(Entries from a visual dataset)
============================================================
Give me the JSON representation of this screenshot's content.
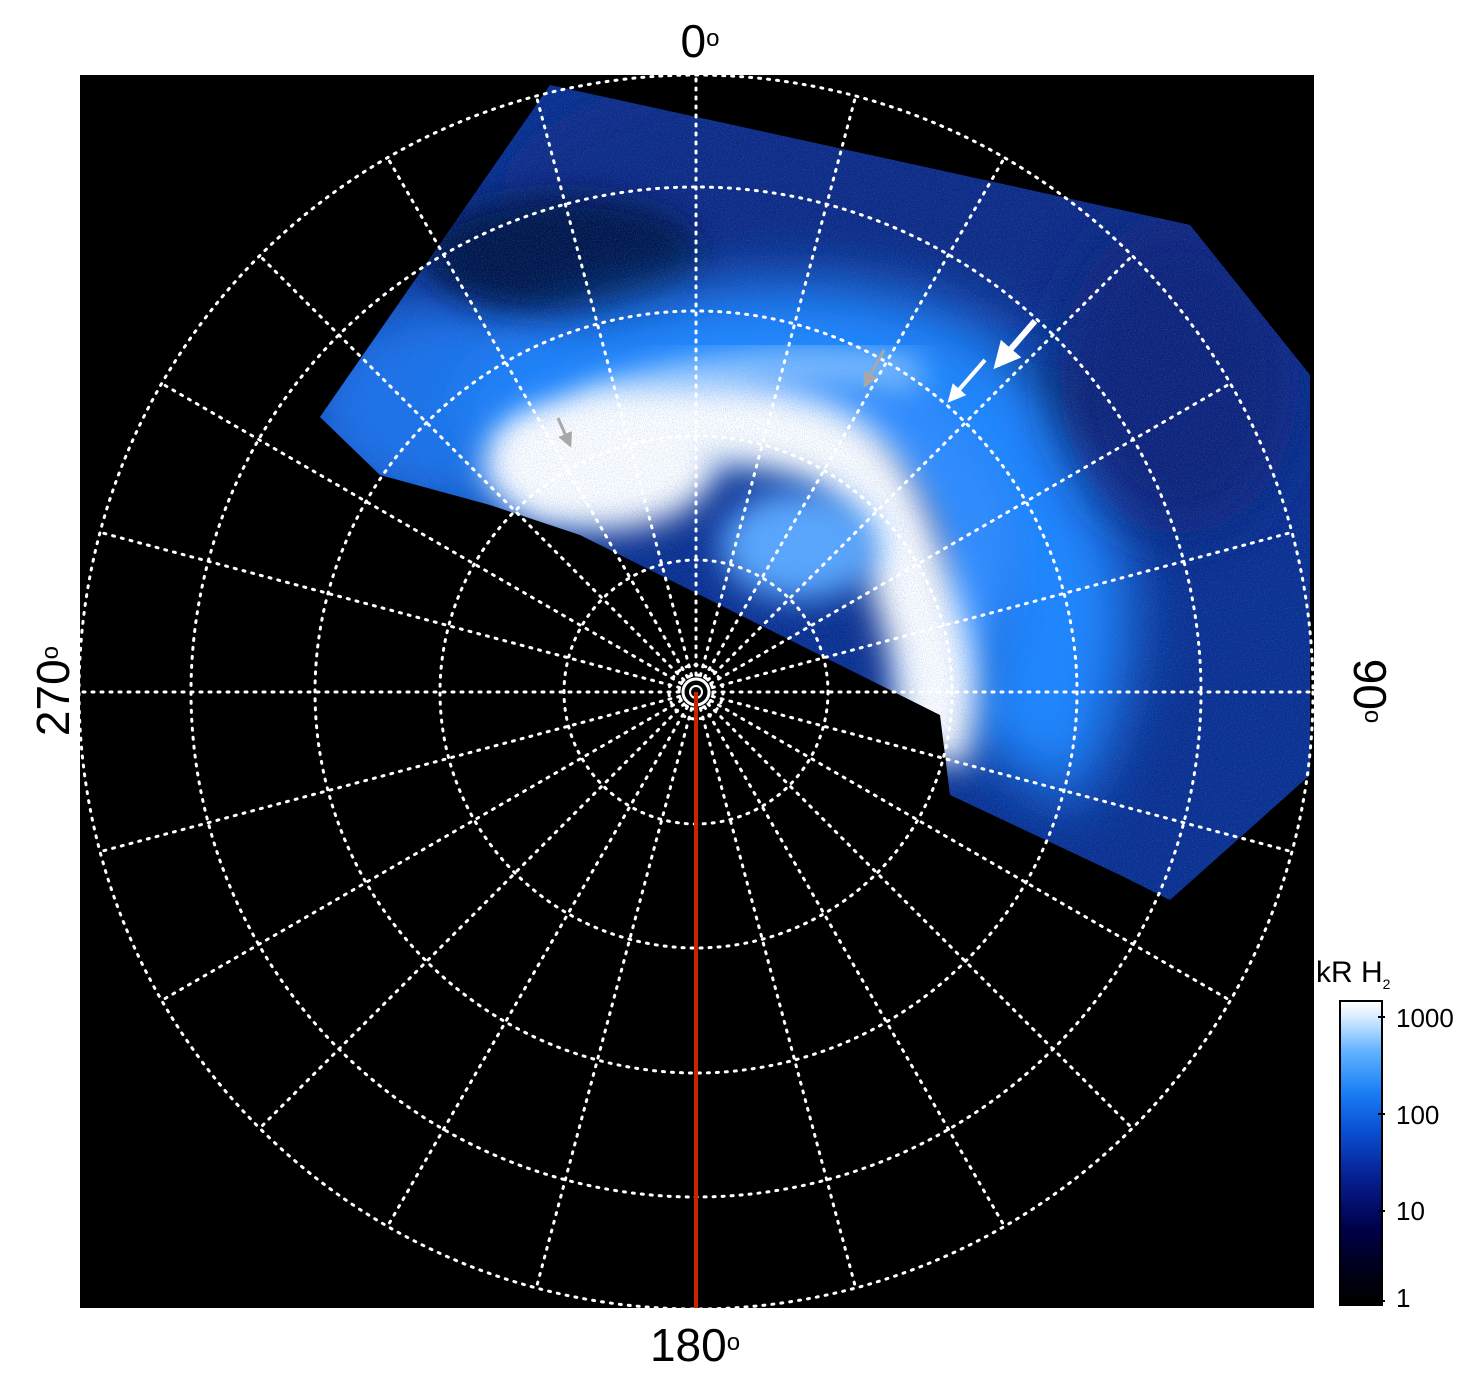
{
  "figure": {
    "labels": {
      "top": "0",
      "right": "90",
      "bottom": "180",
      "left": "270",
      "degree_symbol": "o"
    },
    "colorbar": {
      "title_main": "kR H",
      "title_sub": "2",
      "ticks": [
        "1000",
        "100",
        "10",
        "1"
      ],
      "scale": "log"
    },
    "colors": {
      "background": "#000000",
      "grid": "#ffffff",
      "meridian_line": "#cc2200",
      "aurora_low": "#000040",
      "aurora_mid": "#0a6cf0",
      "aurora_high": "#ffffff",
      "arrow_white": "#ffffff",
      "arrow_gray": "#a8a8a8"
    },
    "icons": [
      "white-arrow-icon",
      "gray-arrow-icon"
    ]
  }
}
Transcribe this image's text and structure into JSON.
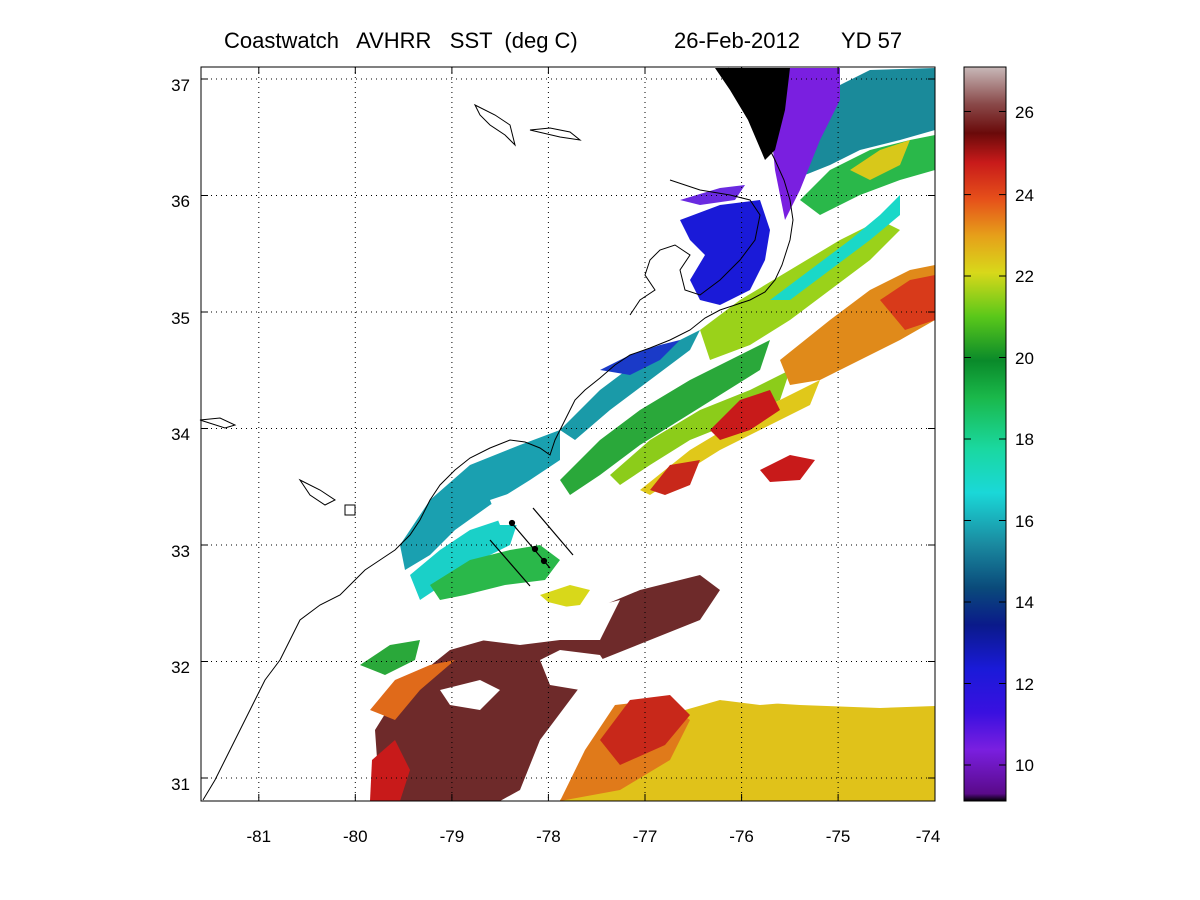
{
  "title": {
    "main": "Coastwatch   AVHRR   SST  (deg C)",
    "date": "26-Feb-2012",
    "yearday": "YD 57"
  },
  "map": {
    "lon_range": [
      -81.6,
      -74
    ],
    "lat_range": [
      30.8,
      37.1
    ],
    "x_ticks": [
      "-81",
      "-80",
      "-79",
      "-78",
      "-77",
      "-76",
      "-75",
      "-74"
    ],
    "y_ticks": [
      "37",
      "36",
      "35",
      "34",
      "33",
      "32",
      "31"
    ],
    "grid": "dotted"
  },
  "colorbar": {
    "range": [
      9,
      27
    ],
    "ticks": [
      "26",
      "24",
      "22",
      "20",
      "18",
      "16",
      "14",
      "12",
      "10"
    ]
  },
  "colors": {
    "cold_black": "#000000",
    "violet": "#7a1fe0",
    "blue": "#1a1ad8",
    "teal": "#1aa8a8",
    "cyan": "#1ad8d0",
    "green": "#1ab83a",
    "lime": "#8cd21a",
    "yellow": "#e6d81a",
    "orange": "#e6781a",
    "red": "#c81a1a",
    "brown": "#6e2a2a"
  }
}
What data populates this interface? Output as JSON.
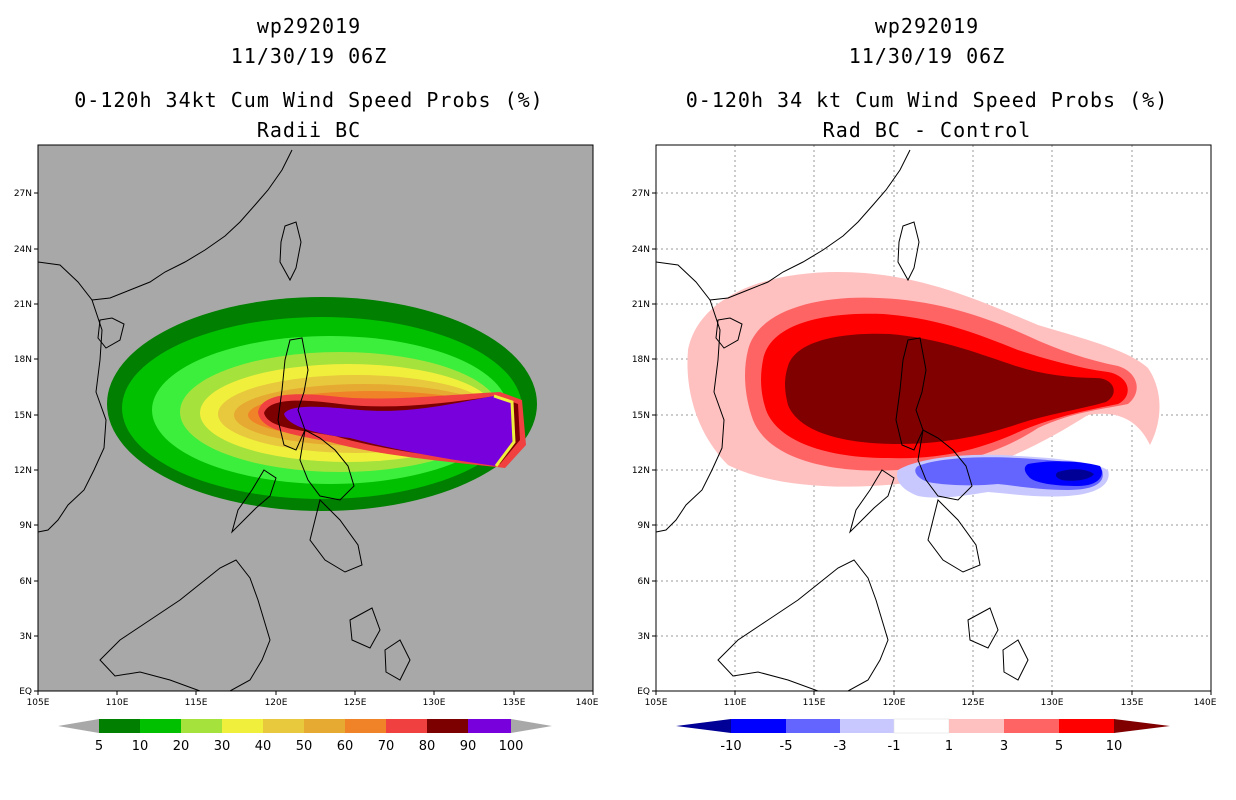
{
  "panels": [
    {
      "storm_id": "wp292019",
      "datetime": "11/30/19 06Z",
      "product": "0-120h 34kt Cum Wind Speed Probs (%)",
      "subtitle": "Radii BC",
      "background": "#a8a8a8",
      "colorbar": {
        "labels": [
          "5",
          "10",
          "20",
          "30",
          "40",
          "50",
          "60",
          "70",
          "80",
          "90",
          "100"
        ],
        "colors": [
          "#007f00",
          "#00c000",
          "#3cef3c",
          "#a6e23c",
          "#f0f03c",
          "#e8c83c",
          "#e6aa32",
          "#f08228",
          "#f04040",
          "#7d0000",
          "#7800dc"
        ],
        "arrow_color": "#a8a8a8"
      }
    },
    {
      "storm_id": "wp292019",
      "datetime": "11/30/19 06Z",
      "product": "0-120h 34 kt Cum Wind Speed Probs (%)",
      "subtitle": "Rad BC - Control",
      "background": "#ffffff",
      "colorbar": {
        "labels": [
          "-10",
          "-5",
          "-3",
          "-1",
          "1",
          "3",
          "5",
          "10"
        ],
        "colors": [
          "#0000ff",
          "#6464ff",
          "#c8c8ff",
          "#ffffff",
          "#ffc0c0",
          "#ff6464",
          "#ff0000"
        ],
        "arrow_left_color": "#000096",
        "arrow_right_color": "#800000"
      }
    }
  ],
  "map": {
    "lat_labels": [
      "27N",
      "24N",
      "21N",
      "18N",
      "15N",
      "12N",
      "9N",
      "6N",
      "3N",
      "EQ"
    ],
    "lon_labels": [
      "105E",
      "110E",
      "115E",
      "120E",
      "125E",
      "130E",
      "135E",
      "140E"
    ]
  }
}
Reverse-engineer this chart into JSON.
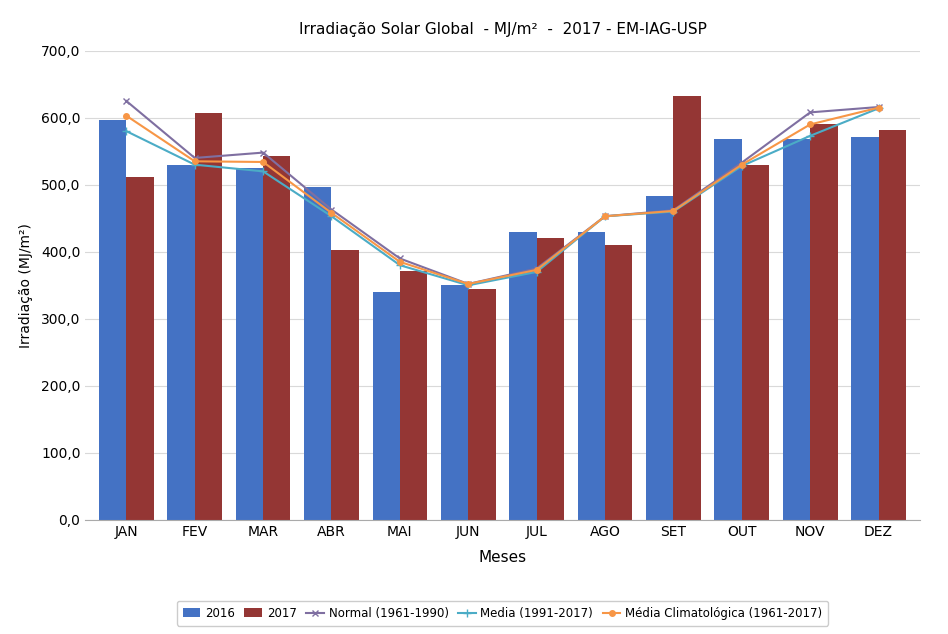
============================================================
§ **WHAT TO DO**
All lines of the data above that include the word "into" must be shown.

§ **EXPECTED ANSWER**
Transcribe this image's text and structure into JSON.
Reverse-engineer this chart into JSON.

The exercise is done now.